#### Aim of the exercise:
Report every line from the material that contains the word "برآورد".

#### Data:
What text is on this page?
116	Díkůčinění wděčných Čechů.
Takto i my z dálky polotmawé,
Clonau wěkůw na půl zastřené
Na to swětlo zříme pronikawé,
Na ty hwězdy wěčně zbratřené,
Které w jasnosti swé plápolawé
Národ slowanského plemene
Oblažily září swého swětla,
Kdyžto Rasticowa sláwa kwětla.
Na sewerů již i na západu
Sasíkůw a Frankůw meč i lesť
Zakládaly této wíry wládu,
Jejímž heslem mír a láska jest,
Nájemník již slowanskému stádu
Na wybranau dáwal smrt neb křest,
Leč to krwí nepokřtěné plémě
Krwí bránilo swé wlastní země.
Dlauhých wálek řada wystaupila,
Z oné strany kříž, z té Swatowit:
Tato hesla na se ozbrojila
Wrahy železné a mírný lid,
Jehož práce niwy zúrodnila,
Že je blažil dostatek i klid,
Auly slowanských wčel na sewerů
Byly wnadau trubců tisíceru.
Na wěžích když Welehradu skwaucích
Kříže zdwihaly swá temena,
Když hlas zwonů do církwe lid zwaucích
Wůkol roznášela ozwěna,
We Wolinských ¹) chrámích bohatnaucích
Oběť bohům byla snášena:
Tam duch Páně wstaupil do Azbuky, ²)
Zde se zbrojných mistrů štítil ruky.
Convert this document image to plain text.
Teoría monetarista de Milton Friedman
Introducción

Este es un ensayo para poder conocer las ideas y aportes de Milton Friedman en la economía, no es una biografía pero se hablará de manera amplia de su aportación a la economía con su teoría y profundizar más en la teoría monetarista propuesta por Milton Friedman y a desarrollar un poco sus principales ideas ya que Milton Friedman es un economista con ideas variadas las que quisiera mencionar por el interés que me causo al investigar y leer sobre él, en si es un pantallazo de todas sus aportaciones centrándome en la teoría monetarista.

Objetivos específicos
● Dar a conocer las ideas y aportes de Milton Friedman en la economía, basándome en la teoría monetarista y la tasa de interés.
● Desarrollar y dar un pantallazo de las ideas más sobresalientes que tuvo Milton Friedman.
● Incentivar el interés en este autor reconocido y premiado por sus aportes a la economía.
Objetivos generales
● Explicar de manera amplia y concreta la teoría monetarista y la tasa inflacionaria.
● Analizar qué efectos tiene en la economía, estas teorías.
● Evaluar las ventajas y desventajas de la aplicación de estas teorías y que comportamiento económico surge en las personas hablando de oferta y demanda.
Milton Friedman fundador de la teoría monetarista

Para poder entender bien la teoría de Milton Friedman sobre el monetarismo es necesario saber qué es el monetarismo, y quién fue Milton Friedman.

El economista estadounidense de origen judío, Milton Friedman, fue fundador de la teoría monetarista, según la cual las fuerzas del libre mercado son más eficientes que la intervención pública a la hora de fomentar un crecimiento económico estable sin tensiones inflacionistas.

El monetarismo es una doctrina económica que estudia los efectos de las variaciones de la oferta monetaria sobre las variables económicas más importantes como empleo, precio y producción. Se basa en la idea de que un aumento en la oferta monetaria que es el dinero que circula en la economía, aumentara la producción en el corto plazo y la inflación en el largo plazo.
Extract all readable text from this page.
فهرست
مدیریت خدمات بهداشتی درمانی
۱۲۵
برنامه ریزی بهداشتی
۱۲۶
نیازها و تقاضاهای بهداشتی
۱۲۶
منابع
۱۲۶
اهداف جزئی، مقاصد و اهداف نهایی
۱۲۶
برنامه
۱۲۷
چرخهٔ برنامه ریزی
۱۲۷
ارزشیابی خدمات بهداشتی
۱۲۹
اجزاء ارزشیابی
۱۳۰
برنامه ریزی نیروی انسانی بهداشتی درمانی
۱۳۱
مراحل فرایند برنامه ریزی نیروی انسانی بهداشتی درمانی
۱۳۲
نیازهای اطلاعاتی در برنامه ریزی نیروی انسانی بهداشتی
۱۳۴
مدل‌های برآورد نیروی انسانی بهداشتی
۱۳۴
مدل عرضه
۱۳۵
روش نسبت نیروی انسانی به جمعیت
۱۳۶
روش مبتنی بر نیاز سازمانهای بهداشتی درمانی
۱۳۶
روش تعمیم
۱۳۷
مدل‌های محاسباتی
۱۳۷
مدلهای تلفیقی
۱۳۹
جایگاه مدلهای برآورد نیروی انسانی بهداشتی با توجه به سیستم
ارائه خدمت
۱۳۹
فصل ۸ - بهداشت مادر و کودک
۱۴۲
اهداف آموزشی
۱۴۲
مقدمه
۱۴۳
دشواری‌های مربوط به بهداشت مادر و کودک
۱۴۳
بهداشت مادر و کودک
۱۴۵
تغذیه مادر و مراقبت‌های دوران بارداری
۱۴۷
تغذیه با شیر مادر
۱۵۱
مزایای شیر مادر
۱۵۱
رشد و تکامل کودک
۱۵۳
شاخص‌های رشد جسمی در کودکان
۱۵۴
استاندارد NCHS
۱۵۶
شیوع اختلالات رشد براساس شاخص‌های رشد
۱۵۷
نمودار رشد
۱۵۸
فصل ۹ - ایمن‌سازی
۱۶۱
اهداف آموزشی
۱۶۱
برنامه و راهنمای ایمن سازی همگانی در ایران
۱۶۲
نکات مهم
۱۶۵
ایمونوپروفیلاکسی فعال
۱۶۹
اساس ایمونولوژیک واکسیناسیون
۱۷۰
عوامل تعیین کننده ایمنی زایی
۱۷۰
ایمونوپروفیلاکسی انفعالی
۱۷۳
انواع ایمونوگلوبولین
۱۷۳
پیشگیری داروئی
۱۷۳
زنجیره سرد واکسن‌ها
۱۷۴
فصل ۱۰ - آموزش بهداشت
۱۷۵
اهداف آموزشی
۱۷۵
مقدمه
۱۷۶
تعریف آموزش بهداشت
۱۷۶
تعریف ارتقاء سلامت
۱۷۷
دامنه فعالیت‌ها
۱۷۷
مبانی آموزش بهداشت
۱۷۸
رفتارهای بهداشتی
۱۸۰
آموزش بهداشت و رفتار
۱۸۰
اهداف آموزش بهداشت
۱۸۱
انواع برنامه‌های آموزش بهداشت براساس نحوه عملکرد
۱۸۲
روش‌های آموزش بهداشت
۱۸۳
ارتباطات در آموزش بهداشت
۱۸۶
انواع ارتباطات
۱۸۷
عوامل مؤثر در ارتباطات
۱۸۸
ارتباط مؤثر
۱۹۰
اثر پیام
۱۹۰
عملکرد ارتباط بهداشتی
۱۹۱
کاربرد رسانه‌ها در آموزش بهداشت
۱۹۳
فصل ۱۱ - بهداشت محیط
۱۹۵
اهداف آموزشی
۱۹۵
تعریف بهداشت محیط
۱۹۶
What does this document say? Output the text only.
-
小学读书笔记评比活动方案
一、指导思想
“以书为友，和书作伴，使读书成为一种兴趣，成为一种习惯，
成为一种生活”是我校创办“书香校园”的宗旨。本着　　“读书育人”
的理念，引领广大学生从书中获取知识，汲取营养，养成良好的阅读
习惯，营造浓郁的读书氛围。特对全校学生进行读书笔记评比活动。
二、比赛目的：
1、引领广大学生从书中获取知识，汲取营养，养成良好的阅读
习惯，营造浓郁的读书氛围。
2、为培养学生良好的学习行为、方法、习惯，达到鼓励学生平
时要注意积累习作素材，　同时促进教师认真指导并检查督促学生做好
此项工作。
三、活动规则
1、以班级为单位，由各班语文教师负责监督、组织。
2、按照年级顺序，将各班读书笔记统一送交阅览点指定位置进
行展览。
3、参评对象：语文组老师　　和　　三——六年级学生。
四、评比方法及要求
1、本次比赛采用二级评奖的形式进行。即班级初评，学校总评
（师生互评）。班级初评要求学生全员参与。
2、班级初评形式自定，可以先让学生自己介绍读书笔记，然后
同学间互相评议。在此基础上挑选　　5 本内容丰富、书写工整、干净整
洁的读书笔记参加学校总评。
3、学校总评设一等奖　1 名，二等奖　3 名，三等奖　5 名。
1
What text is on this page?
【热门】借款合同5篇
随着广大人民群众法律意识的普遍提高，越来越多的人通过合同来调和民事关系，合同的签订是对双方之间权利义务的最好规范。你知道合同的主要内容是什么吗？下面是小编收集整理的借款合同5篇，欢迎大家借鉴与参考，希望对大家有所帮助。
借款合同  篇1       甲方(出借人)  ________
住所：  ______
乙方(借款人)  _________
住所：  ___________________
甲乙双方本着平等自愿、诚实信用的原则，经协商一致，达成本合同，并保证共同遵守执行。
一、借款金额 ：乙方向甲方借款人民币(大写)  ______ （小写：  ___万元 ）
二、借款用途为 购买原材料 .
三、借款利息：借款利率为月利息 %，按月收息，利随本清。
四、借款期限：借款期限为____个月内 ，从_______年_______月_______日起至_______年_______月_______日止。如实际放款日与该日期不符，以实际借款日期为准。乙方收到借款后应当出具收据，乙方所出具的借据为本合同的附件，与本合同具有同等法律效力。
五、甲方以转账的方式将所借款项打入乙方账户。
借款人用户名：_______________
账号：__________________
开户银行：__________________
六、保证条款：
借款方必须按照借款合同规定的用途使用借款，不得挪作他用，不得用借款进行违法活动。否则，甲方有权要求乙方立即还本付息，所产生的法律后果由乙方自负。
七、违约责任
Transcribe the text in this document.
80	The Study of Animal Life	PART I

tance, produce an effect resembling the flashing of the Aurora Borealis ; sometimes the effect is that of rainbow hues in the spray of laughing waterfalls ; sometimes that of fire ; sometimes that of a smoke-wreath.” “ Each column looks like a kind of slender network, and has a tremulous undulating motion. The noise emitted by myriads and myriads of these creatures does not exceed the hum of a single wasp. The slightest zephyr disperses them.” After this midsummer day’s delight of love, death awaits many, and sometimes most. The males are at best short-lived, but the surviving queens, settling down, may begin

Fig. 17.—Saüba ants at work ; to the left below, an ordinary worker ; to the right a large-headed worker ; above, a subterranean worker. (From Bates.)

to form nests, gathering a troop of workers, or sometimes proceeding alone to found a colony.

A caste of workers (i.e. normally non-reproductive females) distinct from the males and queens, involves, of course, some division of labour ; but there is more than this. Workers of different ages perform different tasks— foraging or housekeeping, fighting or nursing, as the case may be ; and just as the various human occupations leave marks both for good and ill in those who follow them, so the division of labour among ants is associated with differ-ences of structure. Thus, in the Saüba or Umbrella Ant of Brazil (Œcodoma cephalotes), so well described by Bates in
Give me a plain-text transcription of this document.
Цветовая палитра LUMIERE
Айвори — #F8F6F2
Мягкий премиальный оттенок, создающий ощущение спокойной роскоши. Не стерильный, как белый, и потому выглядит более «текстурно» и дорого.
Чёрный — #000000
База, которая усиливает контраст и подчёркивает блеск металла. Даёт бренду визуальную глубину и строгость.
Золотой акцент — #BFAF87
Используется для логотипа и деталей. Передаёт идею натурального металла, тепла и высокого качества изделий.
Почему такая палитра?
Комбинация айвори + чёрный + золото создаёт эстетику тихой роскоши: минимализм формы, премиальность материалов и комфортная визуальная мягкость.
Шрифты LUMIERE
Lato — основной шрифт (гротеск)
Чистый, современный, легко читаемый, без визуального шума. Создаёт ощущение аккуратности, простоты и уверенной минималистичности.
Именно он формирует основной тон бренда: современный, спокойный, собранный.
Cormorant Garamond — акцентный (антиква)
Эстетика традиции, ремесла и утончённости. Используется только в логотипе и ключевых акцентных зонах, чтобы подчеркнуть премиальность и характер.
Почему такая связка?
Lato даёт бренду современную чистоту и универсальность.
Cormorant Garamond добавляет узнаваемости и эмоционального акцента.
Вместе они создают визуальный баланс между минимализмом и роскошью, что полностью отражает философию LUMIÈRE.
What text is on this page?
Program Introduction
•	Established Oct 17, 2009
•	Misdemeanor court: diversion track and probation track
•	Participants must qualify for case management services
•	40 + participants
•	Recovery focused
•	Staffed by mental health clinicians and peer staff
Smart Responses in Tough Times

#### Full answer:
مدل‌های برآورد نیروی انسانی بهداشتی
جایگاه مدلهای برآورد نیروی انسانی بهداشتی با توجه به سیستم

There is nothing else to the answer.